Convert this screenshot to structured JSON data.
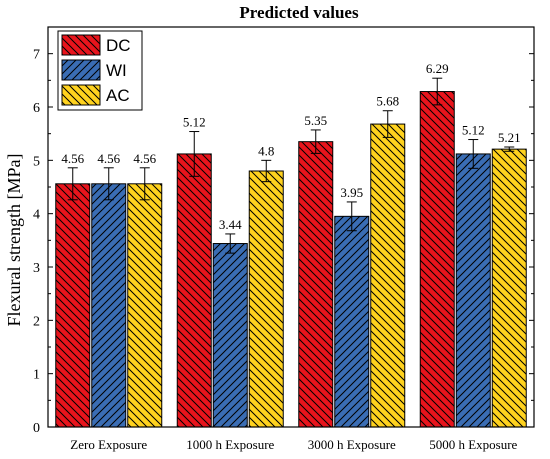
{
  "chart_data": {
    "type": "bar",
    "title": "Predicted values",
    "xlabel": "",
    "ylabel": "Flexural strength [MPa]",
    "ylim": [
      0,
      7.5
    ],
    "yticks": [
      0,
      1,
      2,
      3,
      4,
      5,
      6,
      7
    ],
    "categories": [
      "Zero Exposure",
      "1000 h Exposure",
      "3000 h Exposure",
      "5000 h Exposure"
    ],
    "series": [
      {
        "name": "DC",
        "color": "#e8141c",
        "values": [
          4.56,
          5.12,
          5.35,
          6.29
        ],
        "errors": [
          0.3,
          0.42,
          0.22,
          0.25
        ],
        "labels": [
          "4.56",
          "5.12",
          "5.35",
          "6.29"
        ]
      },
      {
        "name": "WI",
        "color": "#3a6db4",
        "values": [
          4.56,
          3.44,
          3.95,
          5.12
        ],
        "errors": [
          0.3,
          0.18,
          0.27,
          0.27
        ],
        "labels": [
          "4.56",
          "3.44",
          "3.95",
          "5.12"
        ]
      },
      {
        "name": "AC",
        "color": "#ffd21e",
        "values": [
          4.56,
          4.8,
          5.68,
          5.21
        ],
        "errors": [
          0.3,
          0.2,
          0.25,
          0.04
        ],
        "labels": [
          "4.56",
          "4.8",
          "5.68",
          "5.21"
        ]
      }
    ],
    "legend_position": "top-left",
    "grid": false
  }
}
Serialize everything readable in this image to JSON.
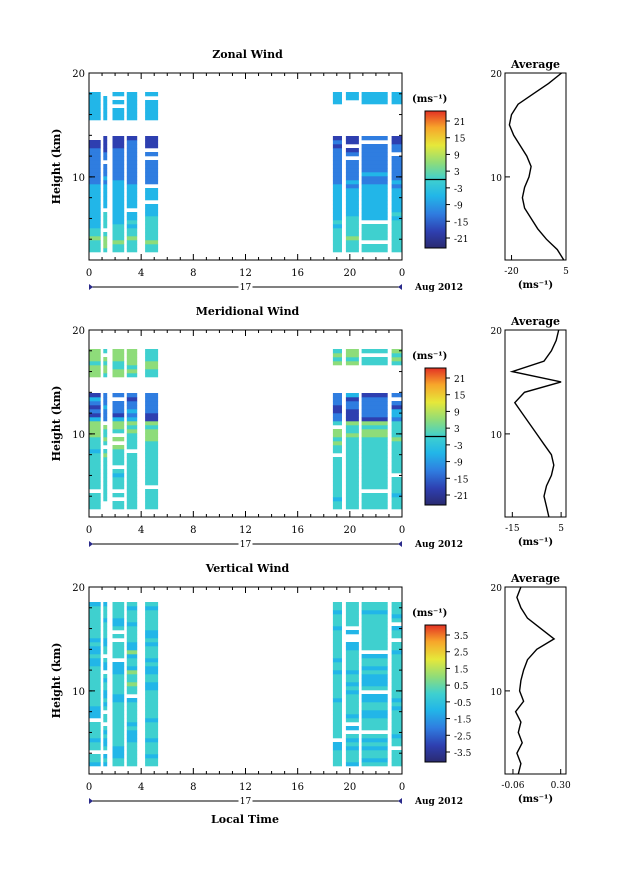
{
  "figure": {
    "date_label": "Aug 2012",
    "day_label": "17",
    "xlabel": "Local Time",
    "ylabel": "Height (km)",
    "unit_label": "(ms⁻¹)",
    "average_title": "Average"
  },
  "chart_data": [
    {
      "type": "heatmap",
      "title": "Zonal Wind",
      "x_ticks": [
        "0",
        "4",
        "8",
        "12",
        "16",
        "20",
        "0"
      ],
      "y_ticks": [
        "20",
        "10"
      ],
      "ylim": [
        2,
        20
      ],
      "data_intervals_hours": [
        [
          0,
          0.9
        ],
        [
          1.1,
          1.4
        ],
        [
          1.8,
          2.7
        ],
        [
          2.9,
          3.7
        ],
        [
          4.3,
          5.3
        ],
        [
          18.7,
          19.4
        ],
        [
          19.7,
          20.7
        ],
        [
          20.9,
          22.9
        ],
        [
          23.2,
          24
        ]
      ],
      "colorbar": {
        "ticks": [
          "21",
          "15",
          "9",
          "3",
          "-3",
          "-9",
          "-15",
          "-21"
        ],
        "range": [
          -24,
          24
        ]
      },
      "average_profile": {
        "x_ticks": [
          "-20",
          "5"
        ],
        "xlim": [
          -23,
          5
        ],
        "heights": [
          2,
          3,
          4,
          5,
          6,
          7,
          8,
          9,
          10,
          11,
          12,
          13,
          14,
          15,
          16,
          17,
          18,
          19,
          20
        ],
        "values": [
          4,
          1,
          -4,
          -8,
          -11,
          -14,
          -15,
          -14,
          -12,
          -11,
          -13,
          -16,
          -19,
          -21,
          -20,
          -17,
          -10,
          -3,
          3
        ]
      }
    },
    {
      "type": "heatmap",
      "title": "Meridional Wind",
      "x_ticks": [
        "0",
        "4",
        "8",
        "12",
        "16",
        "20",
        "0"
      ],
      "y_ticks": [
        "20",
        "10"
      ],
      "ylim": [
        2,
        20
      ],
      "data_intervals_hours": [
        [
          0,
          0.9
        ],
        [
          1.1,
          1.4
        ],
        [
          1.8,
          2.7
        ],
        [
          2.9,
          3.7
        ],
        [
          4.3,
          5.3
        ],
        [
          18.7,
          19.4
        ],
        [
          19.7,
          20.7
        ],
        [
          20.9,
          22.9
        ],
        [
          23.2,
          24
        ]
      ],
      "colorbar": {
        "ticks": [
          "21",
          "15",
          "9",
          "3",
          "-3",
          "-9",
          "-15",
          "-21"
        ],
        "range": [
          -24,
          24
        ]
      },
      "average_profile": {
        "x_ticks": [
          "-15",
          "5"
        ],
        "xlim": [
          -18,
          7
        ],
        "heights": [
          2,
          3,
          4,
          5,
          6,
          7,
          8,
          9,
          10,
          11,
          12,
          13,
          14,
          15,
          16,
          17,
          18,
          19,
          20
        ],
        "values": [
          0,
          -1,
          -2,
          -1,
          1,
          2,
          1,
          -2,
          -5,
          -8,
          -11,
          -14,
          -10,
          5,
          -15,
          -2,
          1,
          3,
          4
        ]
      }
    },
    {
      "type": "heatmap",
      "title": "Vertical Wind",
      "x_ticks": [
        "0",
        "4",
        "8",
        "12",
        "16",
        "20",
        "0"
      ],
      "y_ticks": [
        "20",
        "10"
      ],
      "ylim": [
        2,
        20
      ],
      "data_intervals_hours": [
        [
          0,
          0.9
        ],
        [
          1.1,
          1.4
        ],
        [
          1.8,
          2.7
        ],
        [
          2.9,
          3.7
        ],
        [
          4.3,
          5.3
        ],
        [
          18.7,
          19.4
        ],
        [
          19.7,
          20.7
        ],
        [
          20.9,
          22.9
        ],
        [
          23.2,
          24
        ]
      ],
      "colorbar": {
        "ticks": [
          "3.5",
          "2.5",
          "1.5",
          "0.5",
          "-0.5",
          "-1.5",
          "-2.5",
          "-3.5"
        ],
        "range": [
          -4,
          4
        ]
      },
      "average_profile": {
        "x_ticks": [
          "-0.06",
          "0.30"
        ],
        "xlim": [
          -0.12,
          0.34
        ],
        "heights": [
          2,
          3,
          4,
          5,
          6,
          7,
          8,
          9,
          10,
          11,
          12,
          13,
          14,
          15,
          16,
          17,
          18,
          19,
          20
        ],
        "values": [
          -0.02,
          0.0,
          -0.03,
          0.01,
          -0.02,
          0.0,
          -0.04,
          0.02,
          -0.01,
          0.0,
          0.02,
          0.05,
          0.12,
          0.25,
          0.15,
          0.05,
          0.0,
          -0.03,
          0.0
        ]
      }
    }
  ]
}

_The exercise:_
Write out every line of the listing that holds the word "JSON".

_Complete output:_
Convert this screenshot to structured JSON data.
Serialize everything readable in this image to JSON.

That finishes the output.